# [Extracted data]
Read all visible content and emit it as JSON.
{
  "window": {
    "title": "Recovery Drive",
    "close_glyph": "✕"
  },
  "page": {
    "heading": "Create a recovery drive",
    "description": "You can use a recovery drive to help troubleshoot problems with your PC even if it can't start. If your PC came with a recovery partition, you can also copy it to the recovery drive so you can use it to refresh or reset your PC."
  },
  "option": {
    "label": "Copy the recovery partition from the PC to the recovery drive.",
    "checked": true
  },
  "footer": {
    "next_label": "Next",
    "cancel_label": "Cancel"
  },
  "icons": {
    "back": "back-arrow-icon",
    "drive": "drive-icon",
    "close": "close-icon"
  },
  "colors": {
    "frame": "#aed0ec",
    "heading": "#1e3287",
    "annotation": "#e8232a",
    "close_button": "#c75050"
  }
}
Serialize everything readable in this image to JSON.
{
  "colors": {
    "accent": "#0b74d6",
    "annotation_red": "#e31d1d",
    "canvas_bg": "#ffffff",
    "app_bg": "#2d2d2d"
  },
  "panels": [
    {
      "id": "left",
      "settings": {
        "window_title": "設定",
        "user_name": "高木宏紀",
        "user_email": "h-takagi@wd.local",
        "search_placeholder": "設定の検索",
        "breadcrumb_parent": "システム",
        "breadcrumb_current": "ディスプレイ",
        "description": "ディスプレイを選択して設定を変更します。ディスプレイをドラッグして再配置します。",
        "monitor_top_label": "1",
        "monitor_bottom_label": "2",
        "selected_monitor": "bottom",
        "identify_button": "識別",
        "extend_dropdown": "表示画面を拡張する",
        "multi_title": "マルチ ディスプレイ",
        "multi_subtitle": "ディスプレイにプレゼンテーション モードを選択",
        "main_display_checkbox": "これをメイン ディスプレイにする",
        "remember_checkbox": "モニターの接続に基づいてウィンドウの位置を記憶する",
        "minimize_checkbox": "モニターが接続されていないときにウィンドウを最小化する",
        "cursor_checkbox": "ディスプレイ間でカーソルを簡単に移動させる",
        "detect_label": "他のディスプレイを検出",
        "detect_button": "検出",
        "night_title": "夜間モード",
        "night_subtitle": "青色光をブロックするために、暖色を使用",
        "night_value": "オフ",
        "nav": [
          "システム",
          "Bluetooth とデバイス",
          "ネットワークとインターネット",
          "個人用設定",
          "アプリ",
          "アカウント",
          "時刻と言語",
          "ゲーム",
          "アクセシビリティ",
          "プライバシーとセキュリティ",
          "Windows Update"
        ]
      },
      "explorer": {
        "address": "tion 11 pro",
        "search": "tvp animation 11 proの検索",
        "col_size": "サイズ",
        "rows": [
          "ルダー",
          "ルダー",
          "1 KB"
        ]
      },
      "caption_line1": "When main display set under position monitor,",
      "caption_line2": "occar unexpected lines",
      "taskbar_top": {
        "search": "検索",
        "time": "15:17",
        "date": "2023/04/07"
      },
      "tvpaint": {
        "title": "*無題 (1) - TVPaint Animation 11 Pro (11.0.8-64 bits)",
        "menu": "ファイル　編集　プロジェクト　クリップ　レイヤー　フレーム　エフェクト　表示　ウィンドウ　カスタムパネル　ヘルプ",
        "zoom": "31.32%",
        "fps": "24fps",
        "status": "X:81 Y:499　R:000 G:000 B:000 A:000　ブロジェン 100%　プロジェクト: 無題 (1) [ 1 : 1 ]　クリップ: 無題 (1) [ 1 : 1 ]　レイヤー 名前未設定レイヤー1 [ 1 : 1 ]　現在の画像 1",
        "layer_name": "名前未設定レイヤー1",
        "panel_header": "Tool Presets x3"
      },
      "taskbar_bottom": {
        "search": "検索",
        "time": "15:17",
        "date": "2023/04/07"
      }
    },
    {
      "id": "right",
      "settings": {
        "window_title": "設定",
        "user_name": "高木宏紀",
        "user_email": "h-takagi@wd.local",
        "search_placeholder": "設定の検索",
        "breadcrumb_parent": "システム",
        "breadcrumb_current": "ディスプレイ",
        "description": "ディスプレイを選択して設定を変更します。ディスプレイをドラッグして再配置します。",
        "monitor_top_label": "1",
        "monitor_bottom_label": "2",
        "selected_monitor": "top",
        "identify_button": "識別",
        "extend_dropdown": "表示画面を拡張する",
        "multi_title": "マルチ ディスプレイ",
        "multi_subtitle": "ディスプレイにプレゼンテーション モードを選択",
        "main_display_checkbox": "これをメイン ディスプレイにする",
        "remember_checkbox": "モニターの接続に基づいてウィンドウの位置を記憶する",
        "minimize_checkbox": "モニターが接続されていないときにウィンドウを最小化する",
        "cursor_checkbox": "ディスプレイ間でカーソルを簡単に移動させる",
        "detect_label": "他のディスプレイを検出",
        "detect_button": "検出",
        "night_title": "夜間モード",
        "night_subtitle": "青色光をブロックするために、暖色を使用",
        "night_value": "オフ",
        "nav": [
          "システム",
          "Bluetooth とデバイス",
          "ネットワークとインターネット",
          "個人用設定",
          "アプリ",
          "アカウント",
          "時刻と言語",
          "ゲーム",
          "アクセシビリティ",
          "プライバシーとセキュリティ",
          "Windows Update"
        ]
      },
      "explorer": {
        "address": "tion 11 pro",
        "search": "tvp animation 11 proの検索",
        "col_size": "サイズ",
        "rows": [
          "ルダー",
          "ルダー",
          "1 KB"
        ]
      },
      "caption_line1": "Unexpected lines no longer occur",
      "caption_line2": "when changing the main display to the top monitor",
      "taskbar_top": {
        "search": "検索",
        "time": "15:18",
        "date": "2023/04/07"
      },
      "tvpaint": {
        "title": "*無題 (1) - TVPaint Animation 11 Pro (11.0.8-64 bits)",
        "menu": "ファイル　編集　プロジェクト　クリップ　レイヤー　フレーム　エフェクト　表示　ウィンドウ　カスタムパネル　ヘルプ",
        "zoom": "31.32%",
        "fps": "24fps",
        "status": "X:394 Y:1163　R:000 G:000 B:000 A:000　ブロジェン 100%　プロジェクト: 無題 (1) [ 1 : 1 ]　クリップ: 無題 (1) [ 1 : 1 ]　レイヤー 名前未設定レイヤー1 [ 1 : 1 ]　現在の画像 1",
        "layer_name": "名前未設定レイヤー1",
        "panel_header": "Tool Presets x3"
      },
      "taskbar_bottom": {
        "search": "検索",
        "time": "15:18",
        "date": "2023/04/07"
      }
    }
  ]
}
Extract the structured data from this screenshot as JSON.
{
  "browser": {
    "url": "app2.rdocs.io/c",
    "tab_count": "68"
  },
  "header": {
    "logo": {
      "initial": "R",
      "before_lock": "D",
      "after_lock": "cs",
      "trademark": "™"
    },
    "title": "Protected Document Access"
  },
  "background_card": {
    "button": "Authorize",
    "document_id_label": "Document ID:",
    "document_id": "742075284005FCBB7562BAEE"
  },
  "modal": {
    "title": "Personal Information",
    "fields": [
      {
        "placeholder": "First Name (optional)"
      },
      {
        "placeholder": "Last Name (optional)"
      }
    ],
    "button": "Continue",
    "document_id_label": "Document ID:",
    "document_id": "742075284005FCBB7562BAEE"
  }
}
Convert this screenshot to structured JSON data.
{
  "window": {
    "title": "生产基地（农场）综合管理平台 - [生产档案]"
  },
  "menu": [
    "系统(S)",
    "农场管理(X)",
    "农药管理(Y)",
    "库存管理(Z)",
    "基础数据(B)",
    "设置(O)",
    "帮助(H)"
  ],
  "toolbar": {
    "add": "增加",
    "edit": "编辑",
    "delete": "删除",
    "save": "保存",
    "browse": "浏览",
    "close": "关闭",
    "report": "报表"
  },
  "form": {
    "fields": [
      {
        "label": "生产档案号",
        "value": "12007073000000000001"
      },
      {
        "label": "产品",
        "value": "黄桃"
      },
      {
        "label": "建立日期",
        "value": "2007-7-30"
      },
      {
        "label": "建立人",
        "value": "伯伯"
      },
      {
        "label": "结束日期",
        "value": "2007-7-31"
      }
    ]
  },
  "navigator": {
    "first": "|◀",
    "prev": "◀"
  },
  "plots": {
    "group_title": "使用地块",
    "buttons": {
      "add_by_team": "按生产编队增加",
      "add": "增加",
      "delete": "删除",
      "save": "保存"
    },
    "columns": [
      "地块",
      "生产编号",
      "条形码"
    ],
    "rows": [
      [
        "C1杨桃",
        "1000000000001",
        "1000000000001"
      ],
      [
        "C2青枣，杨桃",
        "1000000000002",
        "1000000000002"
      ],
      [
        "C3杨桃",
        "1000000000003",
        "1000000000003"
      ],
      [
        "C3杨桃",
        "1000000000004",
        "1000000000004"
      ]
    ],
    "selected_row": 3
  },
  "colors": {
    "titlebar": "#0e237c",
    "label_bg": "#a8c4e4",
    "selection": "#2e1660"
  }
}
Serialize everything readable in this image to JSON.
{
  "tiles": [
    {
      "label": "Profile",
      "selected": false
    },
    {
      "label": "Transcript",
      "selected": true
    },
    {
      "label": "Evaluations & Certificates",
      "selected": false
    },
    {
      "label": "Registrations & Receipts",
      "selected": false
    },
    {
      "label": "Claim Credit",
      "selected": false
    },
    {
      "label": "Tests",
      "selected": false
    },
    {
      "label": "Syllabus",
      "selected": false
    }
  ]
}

# [Requirements]
Of the lines in this listing, how many contain "from"? Reply with the number and nothing more.

# [Solution to the exercise]
2